### Given request
Find and return each line containing "setentrional".

### Provided information
+--
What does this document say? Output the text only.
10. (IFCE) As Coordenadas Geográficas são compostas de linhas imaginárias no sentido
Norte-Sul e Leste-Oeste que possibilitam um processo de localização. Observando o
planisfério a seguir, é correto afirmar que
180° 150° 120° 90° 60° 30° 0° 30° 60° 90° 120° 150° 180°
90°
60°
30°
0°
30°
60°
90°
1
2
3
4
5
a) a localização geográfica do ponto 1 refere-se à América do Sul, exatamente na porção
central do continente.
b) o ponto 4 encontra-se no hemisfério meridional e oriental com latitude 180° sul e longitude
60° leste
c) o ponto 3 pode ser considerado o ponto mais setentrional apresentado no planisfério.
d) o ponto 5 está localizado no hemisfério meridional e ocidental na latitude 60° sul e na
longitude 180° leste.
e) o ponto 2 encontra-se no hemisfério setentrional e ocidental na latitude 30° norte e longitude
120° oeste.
+--
### Result of this exercise
c) o ponto 3 pode ser considerado o ponto mais setentrional apresentado no planisfério.
e) o ponto 2 encontra-se no hemisfério setentrional e ocidental na latitude 30° norte e longitude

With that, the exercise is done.